--- start of Provided records ---

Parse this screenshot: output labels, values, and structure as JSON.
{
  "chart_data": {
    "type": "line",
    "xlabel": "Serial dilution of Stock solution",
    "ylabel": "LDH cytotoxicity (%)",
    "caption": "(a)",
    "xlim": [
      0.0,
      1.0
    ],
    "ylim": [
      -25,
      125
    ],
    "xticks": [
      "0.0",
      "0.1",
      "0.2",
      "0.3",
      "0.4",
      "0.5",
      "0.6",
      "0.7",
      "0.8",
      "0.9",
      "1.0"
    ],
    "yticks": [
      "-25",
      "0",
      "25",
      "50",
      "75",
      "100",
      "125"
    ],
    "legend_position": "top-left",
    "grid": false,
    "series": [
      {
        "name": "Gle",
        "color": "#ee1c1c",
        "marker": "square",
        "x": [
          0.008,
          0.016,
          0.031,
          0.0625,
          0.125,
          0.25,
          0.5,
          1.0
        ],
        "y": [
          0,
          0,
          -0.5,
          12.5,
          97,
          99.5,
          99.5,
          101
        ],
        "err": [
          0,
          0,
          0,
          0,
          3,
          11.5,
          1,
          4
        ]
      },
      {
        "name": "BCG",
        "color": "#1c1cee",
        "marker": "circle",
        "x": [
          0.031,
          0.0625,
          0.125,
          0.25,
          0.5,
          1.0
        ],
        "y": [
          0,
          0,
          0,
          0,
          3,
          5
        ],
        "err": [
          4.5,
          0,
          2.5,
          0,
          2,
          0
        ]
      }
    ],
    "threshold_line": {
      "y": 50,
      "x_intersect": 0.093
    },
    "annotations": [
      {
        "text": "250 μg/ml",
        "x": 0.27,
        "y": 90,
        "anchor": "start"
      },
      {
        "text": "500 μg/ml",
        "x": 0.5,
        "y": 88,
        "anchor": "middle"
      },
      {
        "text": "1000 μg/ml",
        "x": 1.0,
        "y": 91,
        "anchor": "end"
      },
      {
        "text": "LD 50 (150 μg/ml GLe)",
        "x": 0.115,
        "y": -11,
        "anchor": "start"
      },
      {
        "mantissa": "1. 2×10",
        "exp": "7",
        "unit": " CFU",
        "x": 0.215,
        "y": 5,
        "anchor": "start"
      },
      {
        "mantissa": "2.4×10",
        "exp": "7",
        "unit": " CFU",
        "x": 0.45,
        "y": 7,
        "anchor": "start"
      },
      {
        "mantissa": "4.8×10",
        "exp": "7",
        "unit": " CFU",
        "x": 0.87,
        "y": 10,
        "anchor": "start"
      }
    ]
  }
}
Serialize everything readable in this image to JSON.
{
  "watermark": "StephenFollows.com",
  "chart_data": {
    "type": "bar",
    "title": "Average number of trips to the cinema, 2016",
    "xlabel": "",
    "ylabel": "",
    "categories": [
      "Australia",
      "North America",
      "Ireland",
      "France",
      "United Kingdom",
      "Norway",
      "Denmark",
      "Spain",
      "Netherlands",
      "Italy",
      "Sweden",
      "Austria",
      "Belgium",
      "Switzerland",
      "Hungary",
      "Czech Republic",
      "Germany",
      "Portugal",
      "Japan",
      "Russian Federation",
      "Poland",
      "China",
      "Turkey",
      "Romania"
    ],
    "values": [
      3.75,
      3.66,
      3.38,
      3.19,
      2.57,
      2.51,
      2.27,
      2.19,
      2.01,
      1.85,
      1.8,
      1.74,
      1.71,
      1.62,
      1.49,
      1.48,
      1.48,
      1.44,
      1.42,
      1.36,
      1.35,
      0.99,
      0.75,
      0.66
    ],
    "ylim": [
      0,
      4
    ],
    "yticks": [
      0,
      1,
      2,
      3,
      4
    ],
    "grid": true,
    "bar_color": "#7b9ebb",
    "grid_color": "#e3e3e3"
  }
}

--- end of Provided records ---

◆ Instruction: Tell how many lines in the material contain the word "xlabel". Only the number is wanted.

◆ Answer for the task: 2